===== SOURCE MATERIAL

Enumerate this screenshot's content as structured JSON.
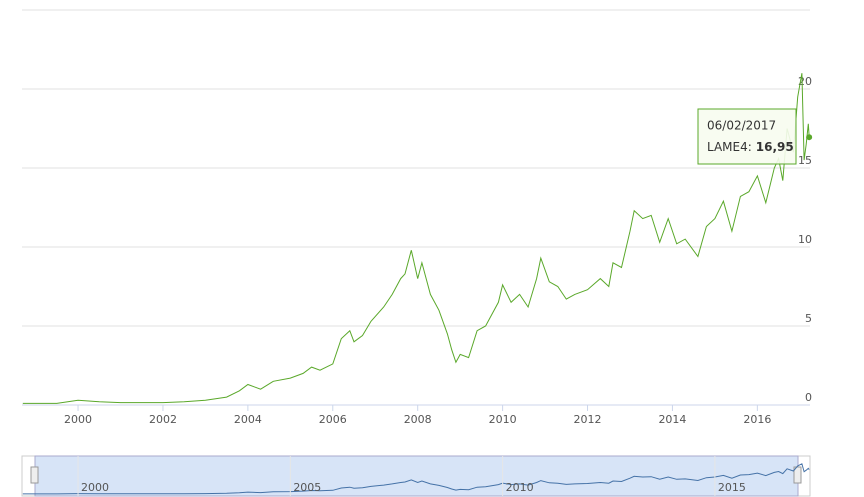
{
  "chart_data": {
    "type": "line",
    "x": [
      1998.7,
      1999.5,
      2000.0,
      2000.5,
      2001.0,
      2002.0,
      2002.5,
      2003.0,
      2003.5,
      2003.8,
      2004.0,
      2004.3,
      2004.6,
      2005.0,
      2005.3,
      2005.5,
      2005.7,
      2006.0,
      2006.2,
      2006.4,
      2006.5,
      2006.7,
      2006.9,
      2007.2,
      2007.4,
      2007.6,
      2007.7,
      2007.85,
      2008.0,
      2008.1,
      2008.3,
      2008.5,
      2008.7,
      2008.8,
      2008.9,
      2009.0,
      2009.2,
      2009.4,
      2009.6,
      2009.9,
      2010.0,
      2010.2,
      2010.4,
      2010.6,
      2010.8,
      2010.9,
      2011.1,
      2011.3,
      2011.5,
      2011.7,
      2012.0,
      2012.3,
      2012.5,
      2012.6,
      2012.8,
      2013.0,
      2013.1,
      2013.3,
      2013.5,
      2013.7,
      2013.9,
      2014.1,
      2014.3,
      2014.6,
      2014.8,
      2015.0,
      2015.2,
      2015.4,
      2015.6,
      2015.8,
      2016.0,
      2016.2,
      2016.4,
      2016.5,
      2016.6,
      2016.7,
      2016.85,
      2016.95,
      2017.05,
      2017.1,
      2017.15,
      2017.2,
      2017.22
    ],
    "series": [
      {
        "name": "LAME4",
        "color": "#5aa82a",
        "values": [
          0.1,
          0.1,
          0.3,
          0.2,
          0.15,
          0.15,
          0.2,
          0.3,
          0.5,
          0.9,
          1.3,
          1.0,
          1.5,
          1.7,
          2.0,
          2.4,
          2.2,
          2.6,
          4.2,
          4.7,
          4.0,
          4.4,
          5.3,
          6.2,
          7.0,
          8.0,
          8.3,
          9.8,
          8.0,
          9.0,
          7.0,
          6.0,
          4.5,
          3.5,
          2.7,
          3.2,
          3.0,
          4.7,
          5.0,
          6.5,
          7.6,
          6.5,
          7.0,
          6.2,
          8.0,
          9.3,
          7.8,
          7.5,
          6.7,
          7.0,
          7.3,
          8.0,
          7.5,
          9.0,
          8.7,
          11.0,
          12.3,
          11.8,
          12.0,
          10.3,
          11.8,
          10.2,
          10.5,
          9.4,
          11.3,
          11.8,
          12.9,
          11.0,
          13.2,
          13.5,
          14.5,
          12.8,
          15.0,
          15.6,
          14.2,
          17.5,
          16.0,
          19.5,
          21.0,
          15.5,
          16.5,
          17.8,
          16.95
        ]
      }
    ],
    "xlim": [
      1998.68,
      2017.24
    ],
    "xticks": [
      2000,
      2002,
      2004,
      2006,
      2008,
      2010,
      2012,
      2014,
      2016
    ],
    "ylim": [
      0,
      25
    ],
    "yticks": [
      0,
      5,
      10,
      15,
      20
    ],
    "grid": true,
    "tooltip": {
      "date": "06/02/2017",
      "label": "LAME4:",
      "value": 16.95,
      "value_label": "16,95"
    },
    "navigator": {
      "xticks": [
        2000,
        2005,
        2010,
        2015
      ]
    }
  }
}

==========

- **WRITTEN PROBLEM**:
Write out the whole listing again, exactly, with no pictures.

- **RESPONSE BELOW**:
Enumerate this screenshot's content as structured JSON.
{
  "chart_data": {
    "type": "line",
    "x": [
      1998.7,
      1999.5,
      2000.0,
      2000.5,
      2001.0,
      2002.0,
      2002.5,
      2003.0,
      2003.5,
      2003.8,
      2004.0,
      2004.3,
      2004.6,
      2005.0,
      2005.3,
      2005.5,
      2005.7,
      2006.0,
      2006.2,
      2006.4,
      2006.5,
      2006.7,
      2006.9,
      2007.2,
      2007.4,
      2007.6,
      2007.7,
      2007.85,
      2008.0,
      2008.1,
      2008.3,
      2008.5,
      2008.7,
      2008.8,
      2008.9,
      2009.0,
      2009.2,
      2009.4,
      2009.6,
      2009.9,
      2010.0,
      2010.2,
      2010.4,
      2010.6,
      2010.8,
      2010.9,
      2011.1,
      2011.3,
      2011.5,
      2011.7,
      2012.0,
      2012.3,
      2012.5,
      2012.6,
      2012.8,
      2013.0,
      2013.1,
      2013.3,
      2013.5,
      2013.7,
      2013.9,
      2014.1,
      2014.3,
      2014.6,
      2014.8,
      2015.0,
      2015.2,
      2015.4,
      2015.6,
      2015.8,
      2016.0,
      2016.2,
      2016.4,
      2016.5,
      2016.6,
      2016.7,
      2016.85,
      2016.95,
      2017.05,
      2017.1,
      2017.15,
      2017.2,
      2017.22
    ],
    "series": [
      {
        "name": "LAME4",
        "color": "#5aa82a",
        "values": [
          0.1,
          0.1,
          0.3,
          0.2,
          0.15,
          0.15,
          0.2,
          0.3,
          0.5,
          0.9,
          1.3,
          1.0,
          1.5,
          1.7,
          2.0,
          2.4,
          2.2,
          2.6,
          4.2,
          4.7,
          4.0,
          4.4,
          5.3,
          6.2,
          7.0,
          8.0,
          8.3,
          9.8,
          8.0,
          9.0,
          7.0,
          6.0,
          4.5,
          3.5,
          2.7,
          3.2,
          3.0,
          4.7,
          5.0,
          6.5,
          7.6,
          6.5,
          7.0,
          6.2,
          8.0,
          9.3,
          7.8,
          7.5,
          6.7,
          7.0,
          7.3,
          8.0,
          7.5,
          9.0,
          8.7,
          11.0,
          12.3,
          11.8,
          12.0,
          10.3,
          11.8,
          10.2,
          10.5,
          9.4,
          11.3,
          11.8,
          12.9,
          11.0,
          13.2,
          13.5,
          14.5,
          12.8,
          15.0,
          15.6,
          14.2,
          17.5,
          16.0,
          19.5,
          21.0,
          15.5,
          16.5,
          17.8,
          16.95
        ]
      }
    ],
    "xlim": [
      1998.68,
      2017.24
    ],
    "xticks": [
      2000,
      2002,
      2004,
      2006,
      2008,
      2010,
      2012,
      2014,
      2016
    ],
    "ylim": [
      0,
      25
    ],
    "yticks": [
      0,
      5,
      10,
      15,
      20
    ],
    "grid": true,
    "tooltip": {
      "date": "06/02/2017",
      "label": "LAME4:",
      "value": 16.95,
      "value_label": "16,95"
    },
    "navigator": {
      "xticks": [
        2000,
        2005,
        2010,
        2015
      ]
    }
  }
}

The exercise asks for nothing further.